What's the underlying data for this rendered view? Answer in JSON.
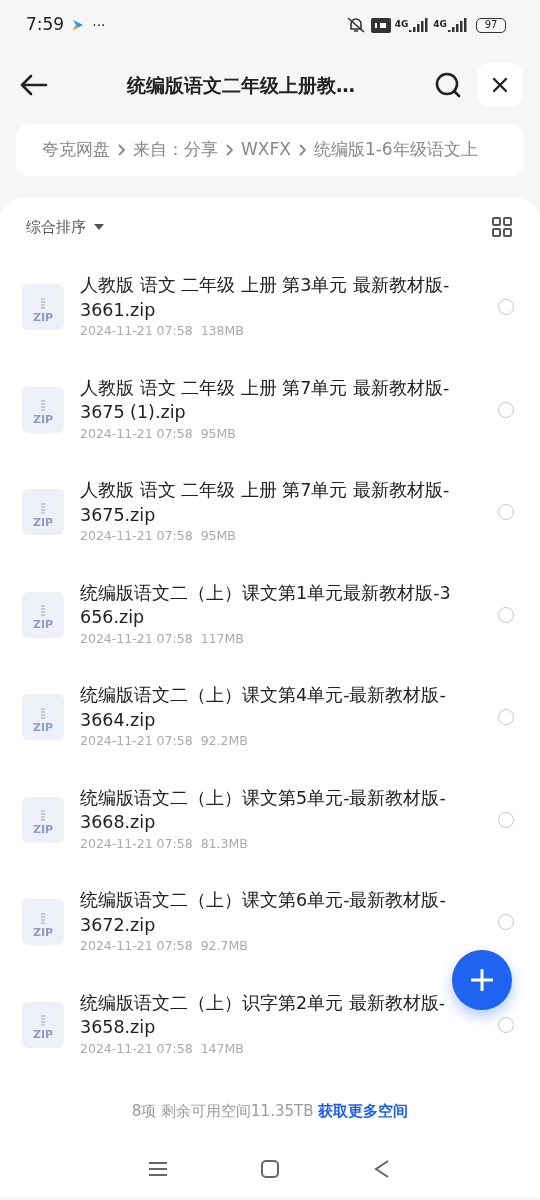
{
  "status_bar": {
    "time": "7:59",
    "dots": "···",
    "network_1": "4G",
    "network_2": "4G",
    "battery": "97"
  },
  "header": {
    "title": "统编版语文二年级上册教…"
  },
  "breadcrumb": [
    {
      "label": "夸克网盘"
    },
    {
      "label": "来自：分享"
    },
    {
      "label": "WXFX"
    },
    {
      "label": "统编版1-6年级语文上"
    }
  ],
  "sort": {
    "label": "综合排序"
  },
  "files": [
    {
      "name": "人教版 语文 二年级 上册 第3单元 最新教材版-3661.zip",
      "type_label": "ZIP",
      "date": "2024-11-21 07:58",
      "size": "138MB",
      "selected": false
    },
    {
      "name": "人教版 语文 二年级 上册 第7单元 最新教材版-3675 (1).zip",
      "type_label": "ZIP",
      "date": "2024-11-21 07:58",
      "size": "95MB",
      "selected": false
    },
    {
      "name": "人教版 语文 二年级 上册 第7单元 最新教材版-3675.zip",
      "type_label": "ZIP",
      "date": "2024-11-21 07:58",
      "size": "95MB",
      "selected": false
    },
    {
      "name": "统编版语文二（上）课文第1单元最新教材版-3656.zip",
      "type_label": "ZIP",
      "date": "2024-11-21 07:58",
      "size": "117MB",
      "selected": false
    },
    {
      "name": "统编版语文二（上）课文第4单元-最新教材版-3664.zip",
      "type_label": "ZIP",
      "date": "2024-11-21 07:58",
      "size": "92.2MB",
      "selected": false
    },
    {
      "name": "统编版语文二（上）课文第5单元-最新教材版-3668.zip",
      "type_label": "ZIP",
      "date": "2024-11-21 07:58",
      "size": "81.3MB",
      "selected": false
    },
    {
      "name": "统编版语文二（上）课文第6单元-最新教材版-3672.zip",
      "type_label": "ZIP",
      "date": "2024-11-21 07:58",
      "size": "92.7MB",
      "selected": false
    },
    {
      "name": "统编版语文二（上）识字第2单元 最新教材版-3658.zip",
      "type_label": "ZIP",
      "date": "2024-11-21 07:58",
      "size": "147MB",
      "selected": false
    }
  ],
  "footer": {
    "summary": "8项 剩余可用空间11.35TB",
    "link": "获取更多空间"
  }
}
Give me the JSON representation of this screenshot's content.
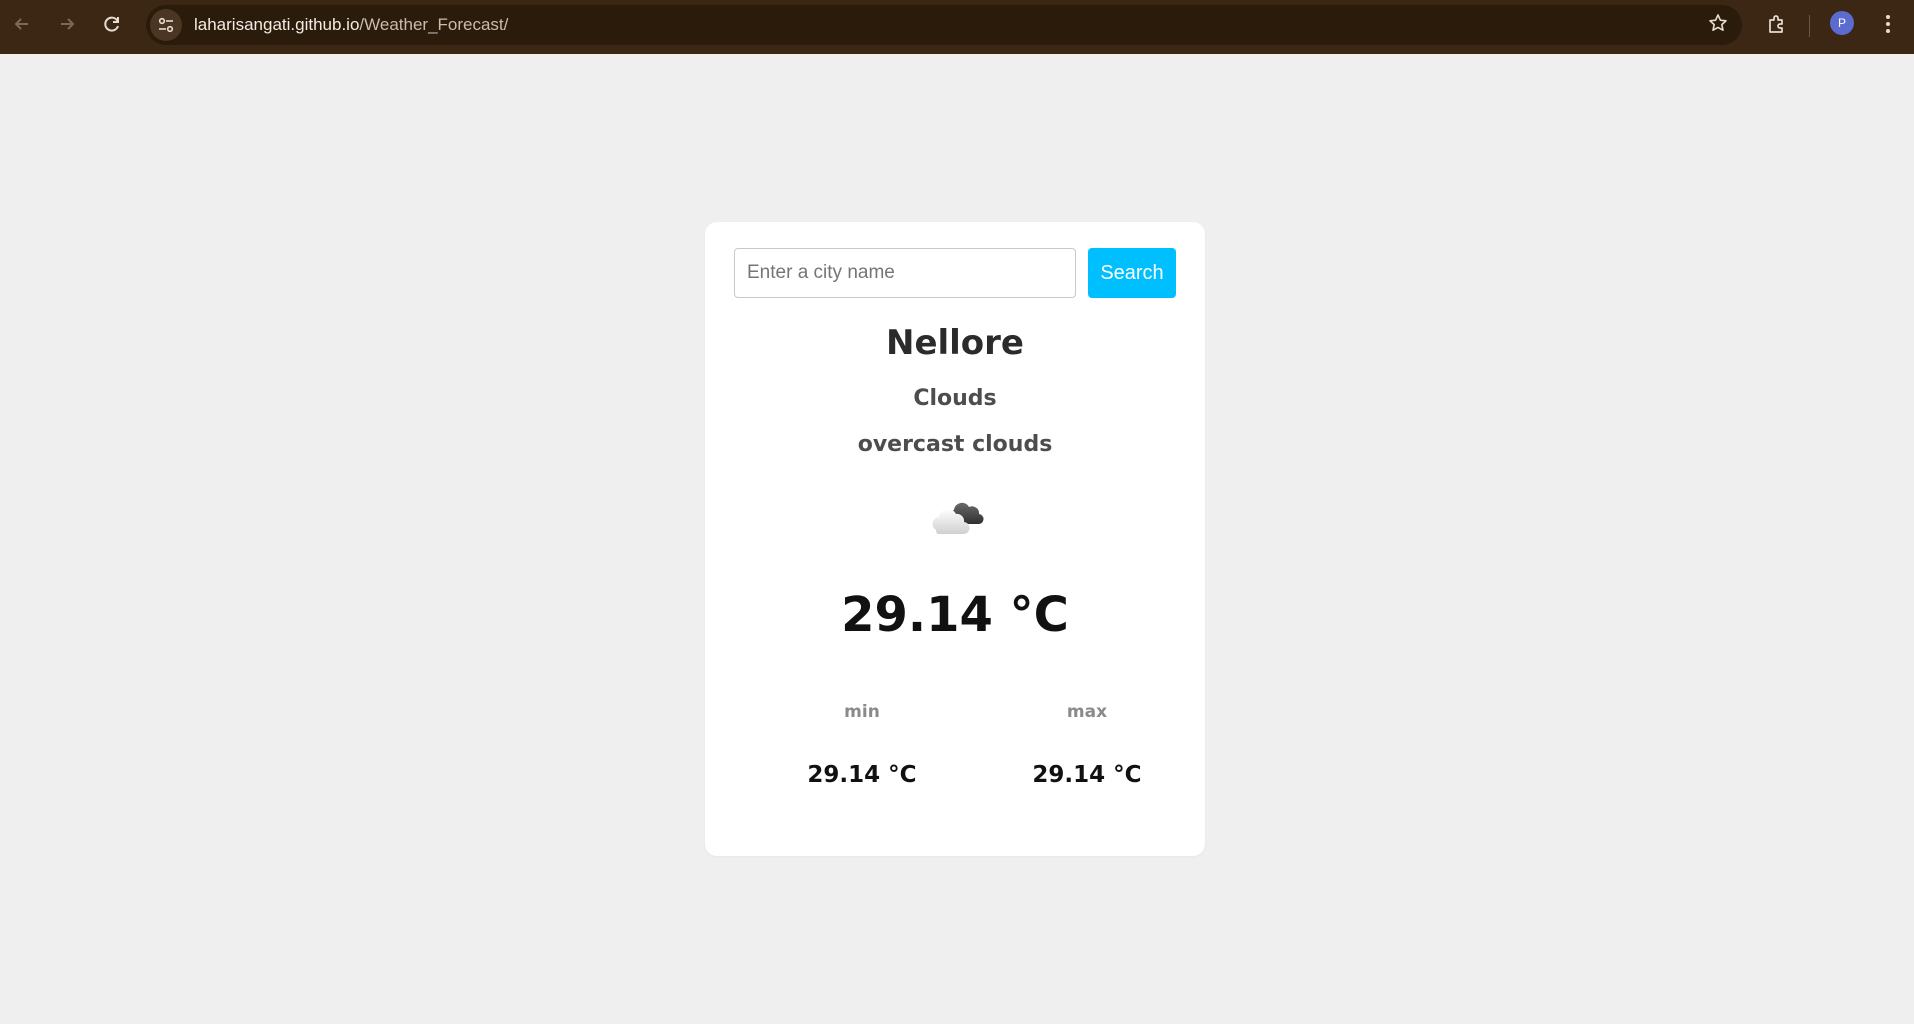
{
  "browser": {
    "url_host": "laharisangati.github.io",
    "url_path": "/Weather_Forecast/",
    "profile_initial": "P"
  },
  "search": {
    "placeholder": "Enter a city name",
    "value": "",
    "button_label": "Search"
  },
  "weather": {
    "city": "Nellore",
    "condition": "Clouds",
    "description": "overcast clouds",
    "icon": "overcast-clouds-icon",
    "temperature": "29.14 °C",
    "min_label": "min",
    "min_value": "29.14 °C",
    "max_label": "max",
    "max_value": "29.14 °C"
  },
  "colors": {
    "chrome": "#3b2713",
    "page_background": "#efefef",
    "search_button": "#00bfff"
  }
}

## Exercise brief
Quote the data above in full and without alteration; skip the pictures.

## Exercise answer
What's the underlying data for this rendered view? Answer in JSON.
{
  "status_bar": {
    "time": "7:59",
    "dots": "···",
    "network_1": "4G",
    "network_2": "4G",
    "battery": "97"
  },
  "header": {
    "title": "统编版语文二年级上册教…"
  },
  "breadcrumb": [
    {
      "label": "夸克网盘"
    },
    {
      "label": "来自：分享"
    },
    {
      "label": "WXFX"
    },
    {
      "label": "统编版1-6年级语文上"
    }
  ],
  "sort": {
    "label": "综合排序"
  },
  "files": [
    {
      "name": "人教版 语文 二年级 上册 第3单元 最新教材版-3661.zip",
      "type_label": "ZIP",
      "date": "2024-11-21 07:58",
      "size": "138MB",
      "selected": false
    },
    {
      "name": "人教版 语文 二年级 上册 第7单元 最新教材版-3675 (1).zip",
      "type_label": "ZIP",
      "date": "2024-11-21 07:58",
      "size": "95MB",
      "selected": false
    },
    {
      "name": "人教版 语文 二年级 上册 第7单元 最新教材版-3675.zip",
      "type_label": "ZIP",
      "date": "2024-11-21 07:58",
      "size": "95MB",
      "selected": false
    },
    {
      "name": "统编版语文二（上）课文第1单元最新教材版-3656.zip",
      "type_label": "ZIP",
      "date": "2024-11-21 07:58",
      "size": "117MB",
      "selected": false
    },
    {
      "name": "统编版语文二（上）课文第4单元-最新教材版-3664.zip",
      "type_label": "ZIP",
      "date": "2024-11-21 07:58",
      "size": "92.2MB",
      "selected": false
    },
    {
      "name": "统编版语文二（上）课文第5单元-最新教材版-3668.zip",
      "type_label": "ZIP",
      "date": "2024-11-21 07:58",
      "size": "81.3MB",
      "selected": false
    },
    {
      "name": "统编版语文二（上）课文第6单元-最新教材版-3672.zip",
      "type_label": "ZIP",
      "date": "2024-11-21 07:58",
      "size": "92.7MB",
      "selected": false
    },
    {
      "name": "统编版语文二（上）识字第2单元 最新教材版-3658.zip",
      "type_label": "ZIP",
      "date": "2024-11-21 07:58",
      "size": "147MB",
      "selected": false
    }
  ],
  "footer": {
    "summary": "8项 剩余可用空间11.35TB",
    "link": "获取更多空间"
  }
}
Give me the JSON representation of this screenshot's content.
{
  "browser": {
    "url_host": "laharisangati.github.io",
    "url_path": "/Weather_Forecast/",
    "profile_initial": "P"
  },
  "search": {
    "placeholder": "Enter a city name",
    "value": "",
    "button_label": "Search"
  },
  "weather": {
    "city": "Nellore",
    "condition": "Clouds",
    "description": "overcast clouds",
    "icon": "overcast-clouds-icon",
    "temperature": "29.14 °C",
    "min_label": "min",
    "min_value": "29.14 °C",
    "max_label": "max",
    "max_value": "29.14 °C"
  },
  "colors": {
    "chrome": "#3b2713",
    "page_background": "#efefef",
    "search_button": "#00bfff"
  }
}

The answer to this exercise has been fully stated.